▸ **Goal of the exercise**
Identify each line containing the word "Dropout" and copy it.

▸ **Task material**
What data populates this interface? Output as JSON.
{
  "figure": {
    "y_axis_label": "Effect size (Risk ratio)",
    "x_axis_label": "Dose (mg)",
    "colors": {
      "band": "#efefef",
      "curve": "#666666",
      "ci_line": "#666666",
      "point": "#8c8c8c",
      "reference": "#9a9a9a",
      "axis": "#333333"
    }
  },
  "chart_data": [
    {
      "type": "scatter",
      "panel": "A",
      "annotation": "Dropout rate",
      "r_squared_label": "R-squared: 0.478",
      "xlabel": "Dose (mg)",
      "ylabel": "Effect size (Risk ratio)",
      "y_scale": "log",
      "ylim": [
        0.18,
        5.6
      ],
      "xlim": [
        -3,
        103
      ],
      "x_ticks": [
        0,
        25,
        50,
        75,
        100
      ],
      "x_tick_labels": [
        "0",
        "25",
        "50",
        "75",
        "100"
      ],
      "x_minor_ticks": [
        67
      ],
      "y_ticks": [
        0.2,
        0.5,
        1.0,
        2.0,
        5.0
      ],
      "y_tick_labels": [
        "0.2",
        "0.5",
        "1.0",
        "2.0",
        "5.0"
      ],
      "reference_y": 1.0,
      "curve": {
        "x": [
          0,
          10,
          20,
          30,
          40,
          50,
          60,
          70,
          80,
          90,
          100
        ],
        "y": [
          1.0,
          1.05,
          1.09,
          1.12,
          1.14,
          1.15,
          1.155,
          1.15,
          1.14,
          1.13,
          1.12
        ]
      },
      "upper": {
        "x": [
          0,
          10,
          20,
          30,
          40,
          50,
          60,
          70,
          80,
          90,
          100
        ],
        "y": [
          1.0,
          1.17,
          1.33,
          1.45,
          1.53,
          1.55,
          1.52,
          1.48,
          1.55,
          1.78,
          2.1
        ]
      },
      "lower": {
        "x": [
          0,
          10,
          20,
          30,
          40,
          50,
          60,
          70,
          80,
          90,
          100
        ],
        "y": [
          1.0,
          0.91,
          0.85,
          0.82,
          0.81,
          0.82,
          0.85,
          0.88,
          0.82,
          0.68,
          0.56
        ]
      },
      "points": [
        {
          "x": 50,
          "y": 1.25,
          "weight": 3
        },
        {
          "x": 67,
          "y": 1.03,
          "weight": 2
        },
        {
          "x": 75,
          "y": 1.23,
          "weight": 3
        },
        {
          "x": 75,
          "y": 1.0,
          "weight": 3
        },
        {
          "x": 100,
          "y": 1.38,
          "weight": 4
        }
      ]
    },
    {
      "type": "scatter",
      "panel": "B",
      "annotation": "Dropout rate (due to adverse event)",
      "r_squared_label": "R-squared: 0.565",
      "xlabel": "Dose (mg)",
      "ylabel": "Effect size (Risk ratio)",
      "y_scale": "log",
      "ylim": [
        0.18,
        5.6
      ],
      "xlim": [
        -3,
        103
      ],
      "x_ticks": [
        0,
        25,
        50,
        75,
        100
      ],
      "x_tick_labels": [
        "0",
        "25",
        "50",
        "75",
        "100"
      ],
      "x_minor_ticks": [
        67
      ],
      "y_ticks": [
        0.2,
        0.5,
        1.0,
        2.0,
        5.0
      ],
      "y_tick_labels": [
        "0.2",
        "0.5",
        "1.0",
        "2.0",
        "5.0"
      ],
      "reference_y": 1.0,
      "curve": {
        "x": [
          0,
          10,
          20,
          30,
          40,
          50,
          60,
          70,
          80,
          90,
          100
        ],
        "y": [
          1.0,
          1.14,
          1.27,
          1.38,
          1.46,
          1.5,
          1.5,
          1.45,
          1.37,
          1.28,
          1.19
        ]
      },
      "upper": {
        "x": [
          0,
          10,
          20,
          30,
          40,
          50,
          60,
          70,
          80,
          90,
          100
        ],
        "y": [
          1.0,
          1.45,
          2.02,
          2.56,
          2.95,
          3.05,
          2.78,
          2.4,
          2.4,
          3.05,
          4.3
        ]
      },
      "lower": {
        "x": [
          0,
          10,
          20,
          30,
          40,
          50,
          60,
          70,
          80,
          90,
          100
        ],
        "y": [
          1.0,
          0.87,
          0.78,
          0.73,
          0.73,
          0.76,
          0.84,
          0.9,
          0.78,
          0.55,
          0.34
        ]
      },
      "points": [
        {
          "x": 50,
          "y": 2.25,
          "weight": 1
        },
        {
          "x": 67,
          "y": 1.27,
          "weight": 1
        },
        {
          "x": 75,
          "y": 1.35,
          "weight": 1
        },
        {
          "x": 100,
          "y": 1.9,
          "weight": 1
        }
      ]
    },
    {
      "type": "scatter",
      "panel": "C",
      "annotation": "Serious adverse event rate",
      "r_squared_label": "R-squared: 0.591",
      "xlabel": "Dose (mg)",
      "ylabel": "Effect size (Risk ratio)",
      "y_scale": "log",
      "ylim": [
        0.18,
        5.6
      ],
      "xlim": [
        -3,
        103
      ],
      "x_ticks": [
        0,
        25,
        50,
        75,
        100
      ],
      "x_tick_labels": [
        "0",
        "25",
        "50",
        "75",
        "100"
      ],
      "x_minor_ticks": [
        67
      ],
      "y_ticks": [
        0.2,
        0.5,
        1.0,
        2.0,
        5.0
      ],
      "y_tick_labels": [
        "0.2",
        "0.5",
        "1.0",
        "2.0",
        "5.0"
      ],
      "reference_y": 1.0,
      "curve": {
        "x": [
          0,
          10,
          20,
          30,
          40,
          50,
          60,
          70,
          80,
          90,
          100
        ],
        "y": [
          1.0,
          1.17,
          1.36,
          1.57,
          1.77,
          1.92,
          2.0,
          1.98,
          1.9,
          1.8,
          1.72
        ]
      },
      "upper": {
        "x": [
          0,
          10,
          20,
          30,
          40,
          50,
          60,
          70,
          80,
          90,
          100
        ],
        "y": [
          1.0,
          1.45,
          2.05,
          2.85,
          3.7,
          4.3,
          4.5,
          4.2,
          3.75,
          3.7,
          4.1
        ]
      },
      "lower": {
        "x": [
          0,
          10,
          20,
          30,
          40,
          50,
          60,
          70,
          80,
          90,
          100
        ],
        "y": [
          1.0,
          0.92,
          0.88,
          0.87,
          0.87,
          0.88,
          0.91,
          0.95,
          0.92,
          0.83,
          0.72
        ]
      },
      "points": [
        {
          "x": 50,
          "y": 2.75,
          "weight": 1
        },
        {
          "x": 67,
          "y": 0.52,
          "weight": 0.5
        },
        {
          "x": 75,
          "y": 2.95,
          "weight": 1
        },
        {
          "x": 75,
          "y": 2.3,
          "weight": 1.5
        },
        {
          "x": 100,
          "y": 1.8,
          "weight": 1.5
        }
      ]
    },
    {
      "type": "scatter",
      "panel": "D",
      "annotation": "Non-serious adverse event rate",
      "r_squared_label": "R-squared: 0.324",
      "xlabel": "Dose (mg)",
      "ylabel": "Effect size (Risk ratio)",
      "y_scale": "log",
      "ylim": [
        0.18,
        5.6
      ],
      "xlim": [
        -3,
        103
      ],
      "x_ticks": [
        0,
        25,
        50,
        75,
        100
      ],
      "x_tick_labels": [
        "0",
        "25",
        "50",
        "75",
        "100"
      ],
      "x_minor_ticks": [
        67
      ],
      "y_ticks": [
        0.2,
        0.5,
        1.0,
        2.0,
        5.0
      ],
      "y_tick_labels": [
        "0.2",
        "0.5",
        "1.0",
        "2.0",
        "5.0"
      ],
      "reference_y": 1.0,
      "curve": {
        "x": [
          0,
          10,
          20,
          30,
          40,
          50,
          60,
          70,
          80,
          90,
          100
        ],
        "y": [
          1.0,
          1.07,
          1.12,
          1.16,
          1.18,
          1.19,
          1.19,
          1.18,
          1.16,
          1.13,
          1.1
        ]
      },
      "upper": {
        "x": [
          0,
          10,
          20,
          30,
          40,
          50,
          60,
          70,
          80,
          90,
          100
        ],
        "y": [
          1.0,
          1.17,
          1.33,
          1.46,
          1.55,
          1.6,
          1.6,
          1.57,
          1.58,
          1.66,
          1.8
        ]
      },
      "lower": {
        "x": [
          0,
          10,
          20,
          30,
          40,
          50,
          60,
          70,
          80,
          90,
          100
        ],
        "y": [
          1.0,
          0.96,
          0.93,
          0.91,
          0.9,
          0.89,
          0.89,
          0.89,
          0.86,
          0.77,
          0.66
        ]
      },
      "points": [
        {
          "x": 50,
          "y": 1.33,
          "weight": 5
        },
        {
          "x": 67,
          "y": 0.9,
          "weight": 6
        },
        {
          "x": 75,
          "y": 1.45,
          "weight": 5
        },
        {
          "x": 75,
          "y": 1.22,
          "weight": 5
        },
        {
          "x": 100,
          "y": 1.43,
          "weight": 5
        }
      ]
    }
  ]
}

▸ **Answer to this exercise**
      "annotation": "Dropout rate",
      "annotation": "Dropout rate (due to adverse event)",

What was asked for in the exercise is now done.